Listed entries -
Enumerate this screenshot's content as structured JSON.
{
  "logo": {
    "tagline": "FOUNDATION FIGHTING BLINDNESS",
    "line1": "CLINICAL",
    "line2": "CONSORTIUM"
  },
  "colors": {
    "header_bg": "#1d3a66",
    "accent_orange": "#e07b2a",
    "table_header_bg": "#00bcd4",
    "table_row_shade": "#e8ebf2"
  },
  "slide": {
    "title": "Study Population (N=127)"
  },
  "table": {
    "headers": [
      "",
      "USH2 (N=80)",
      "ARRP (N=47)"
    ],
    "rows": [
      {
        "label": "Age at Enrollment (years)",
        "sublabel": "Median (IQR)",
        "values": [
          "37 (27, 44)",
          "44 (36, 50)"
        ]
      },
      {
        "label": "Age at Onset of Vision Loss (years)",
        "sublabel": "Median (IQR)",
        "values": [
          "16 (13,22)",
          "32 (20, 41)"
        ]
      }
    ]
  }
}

Work to be completed -
From the entries above, return each line with the word "years" in it.

Result for this exercise -
        "label": "Age at Enrollment (years)",
        "label": "Age at Onset of Vision Loss (years)",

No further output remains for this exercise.